• **Task directions**:
All of the data should be repeated exactly; pictures are not part of the copy.

begin Data

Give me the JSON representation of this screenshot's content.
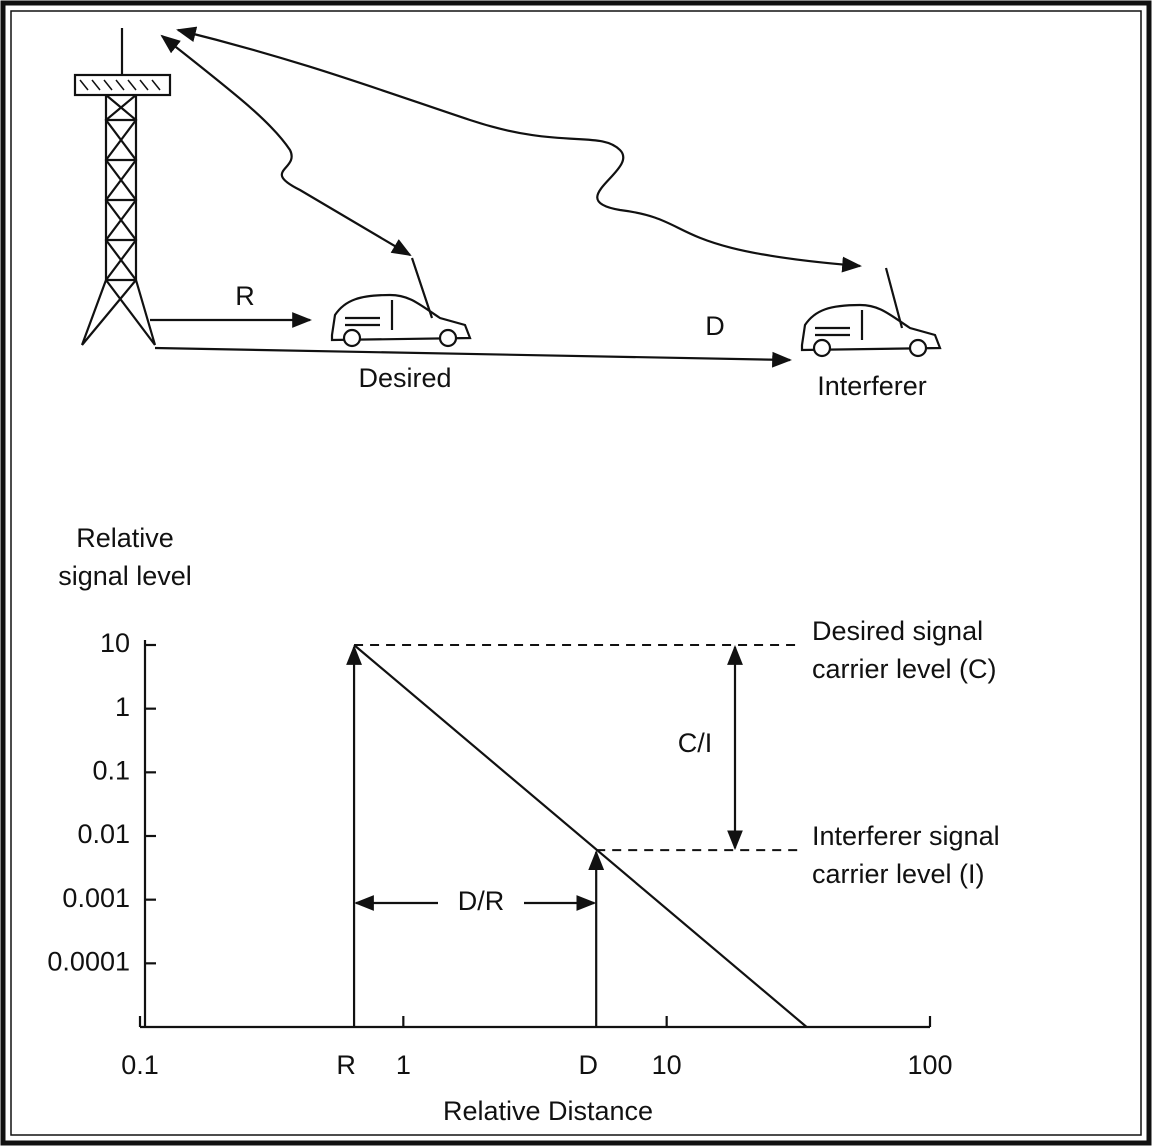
{
  "diagram": {
    "labels": {
      "r": "R",
      "d": "D",
      "desired": "Desired",
      "interferer": "Interferer"
    }
  },
  "chart_data": {
    "type": "line",
    "ylabel": [
      "Relative",
      "signal level"
    ],
    "xlabel": "Relative Distance",
    "log_x": true,
    "log_y": true,
    "xlim": [
      0.1,
      100
    ],
    "ylim": [
      1e-05,
      10
    ],
    "xticks": [
      0.1,
      1,
      10,
      100
    ],
    "yticks": [
      10,
      1,
      0.1,
      0.01,
      0.001,
      0.0001
    ],
    "x_markers": [
      {
        "label": "R",
        "value": 0.65
      },
      {
        "label": "D",
        "value": 5.4
      }
    ],
    "series": [
      {
        "x": [
          0.65,
          34
        ],
        "values": [
          10,
          1e-05
        ],
        "color": "#111111"
      }
    ],
    "levels": [
      {
        "label": [
          "Desired signal",
          "carrier level (C)"
        ],
        "value": 10
      },
      {
        "label": [
          "Interferer signal",
          "carrier level (I)"
        ],
        "value": 0.006
      }
    ],
    "ratio_labels": {
      "c_over_i": "C/I",
      "d_over_r": "D/R"
    }
  }
}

end Data

• **Output of the task**:
Give me the JSON representation of this screenshot's content.
{
  "diagram": {
    "labels": {
      "r": "R",
      "d": "D",
      "desired": "Desired",
      "interferer": "Interferer"
    }
  },
  "chart_data": {
    "type": "line",
    "ylabel": [
      "Relative",
      "signal level"
    ],
    "xlabel": "Relative Distance",
    "log_x": true,
    "log_y": true,
    "xlim": [
      0.1,
      100
    ],
    "ylim": [
      1e-05,
      10
    ],
    "xticks": [
      0.1,
      1,
      10,
      100
    ],
    "yticks": [
      10,
      1,
      0.1,
      0.01,
      0.001,
      0.0001
    ],
    "x_markers": [
      {
        "label": "R",
        "value": 0.65
      },
      {
        "label": "D",
        "value": 5.4
      }
    ],
    "series": [
      {
        "x": [
          0.65,
          34
        ],
        "values": [
          10,
          1e-05
        ],
        "color": "#111111"
      }
    ],
    "levels": [
      {
        "label": [
          "Desired signal",
          "carrier level (C)"
        ],
        "value": 10
      },
      {
        "label": [
          "Interferer signal",
          "carrier level (I)"
        ],
        "value": 0.006
      }
    ],
    "ratio_labels": {
      "c_over_i": "C/I",
      "d_over_r": "D/R"
    }
  }
}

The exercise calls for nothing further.